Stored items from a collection
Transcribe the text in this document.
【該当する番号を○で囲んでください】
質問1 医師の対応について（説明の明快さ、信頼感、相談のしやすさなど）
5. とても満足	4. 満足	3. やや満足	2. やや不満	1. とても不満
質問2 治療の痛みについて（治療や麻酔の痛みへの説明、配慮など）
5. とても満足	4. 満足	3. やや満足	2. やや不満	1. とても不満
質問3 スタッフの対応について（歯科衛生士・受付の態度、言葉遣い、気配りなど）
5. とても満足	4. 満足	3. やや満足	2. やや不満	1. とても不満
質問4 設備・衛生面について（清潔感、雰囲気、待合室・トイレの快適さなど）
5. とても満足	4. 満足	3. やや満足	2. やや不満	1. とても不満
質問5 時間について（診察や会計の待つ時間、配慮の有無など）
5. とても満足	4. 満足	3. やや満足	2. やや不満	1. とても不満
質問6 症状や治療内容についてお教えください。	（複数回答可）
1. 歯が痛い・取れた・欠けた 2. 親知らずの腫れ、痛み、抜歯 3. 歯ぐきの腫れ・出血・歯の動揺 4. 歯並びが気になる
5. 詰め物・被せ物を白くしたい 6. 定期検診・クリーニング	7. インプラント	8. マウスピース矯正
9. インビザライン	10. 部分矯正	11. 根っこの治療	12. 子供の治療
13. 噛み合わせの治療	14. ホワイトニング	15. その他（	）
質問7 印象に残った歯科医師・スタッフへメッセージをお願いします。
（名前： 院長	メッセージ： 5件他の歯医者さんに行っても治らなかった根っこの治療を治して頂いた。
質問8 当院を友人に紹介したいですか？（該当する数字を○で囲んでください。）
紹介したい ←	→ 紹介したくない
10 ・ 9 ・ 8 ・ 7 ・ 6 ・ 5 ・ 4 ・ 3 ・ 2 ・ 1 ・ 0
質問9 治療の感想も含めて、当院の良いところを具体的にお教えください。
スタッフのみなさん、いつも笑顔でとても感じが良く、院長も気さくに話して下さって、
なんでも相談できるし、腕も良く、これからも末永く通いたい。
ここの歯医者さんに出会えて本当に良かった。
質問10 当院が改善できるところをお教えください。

→ **THE TASK**:
Print the complete listing again, exactly as it stands.

→ **EXPECTED ANSWER**:
Transcribe the text in this document.
【該当する番号を○で囲んでください】
質問1 医師の対応について（説明の明快さ、信頼感、相談のしやすさなど）
5. とても満足	4. 満足	3. やや満足	2. やや不満	1. とても不満
質問2 治療の痛みについて（治療や麻酔の痛みへの説明、配慮など）
5. とても満足	4. 満足	3. やや満足	2. やや不満	1. とても不満
質問3 スタッフの対応について（歯科衛生士・受付の態度、言葉遣い、気配りなど）
5. とても満足	4. 満足	3. やや満足	2. やや不満	1. とても不満
質問4 設備・衛生面について（清潔感、雰囲気、待合室・トイレの快適さなど）
5. とても満足	4. 満足	3. やや満足	2. やや不満	1. とても不満
質問5 時間について（診察や会計の待つ時間、配慮の有無など）
5. とても満足	4. 満足	3. やや満足	2. やや不満	1. とても不満
質問6 症状や治療内容についてお教えください。	（複数回答可）
1. 歯が痛い・取れた・欠けた 2. 親知らずの腫れ、痛み、抜歯 3. 歯ぐきの腫れ・出血・歯の動揺 4. 歯並びが気になる
5. 詰め物・被せ物を白くしたい 6. 定期検診・クリーニング	7. インプラント	8. マウスピース矯正
9. インビザライン	10. 部分矯正	11. 根っこの治療	12. 子供の治療
13. 噛み合わせの治療	14. ホワイトニング	15. その他（	）
質問7 印象に残った歯科医師・スタッフへメッセージをお願いします。
（名前： 院長	メッセージ： 5件他の歯医者さんに行っても治らなかった根っこの治療を治して頂いた。
質問8 当院を友人に紹介したいですか？（該当する数字を○で囲んでください。）
紹介したい ←	→ 紹介したくない
10 ・ 9 ・ 8 ・ 7 ・ 6 ・ 5 ・ 4 ・ 3 ・ 2 ・ 1 ・ 0
質問9 治療の感想も含めて、当院の良いところを具体的にお教えください。
スタッフのみなさん、いつも笑顔でとても感じが良く、院長も気さくに話して下さって、
なんでも相談できるし、腕も良く、これからも末永く通いたい。
ここの歯医者さんに出会えて本当に良かった。
質問10 当院が改善できるところをお教えください。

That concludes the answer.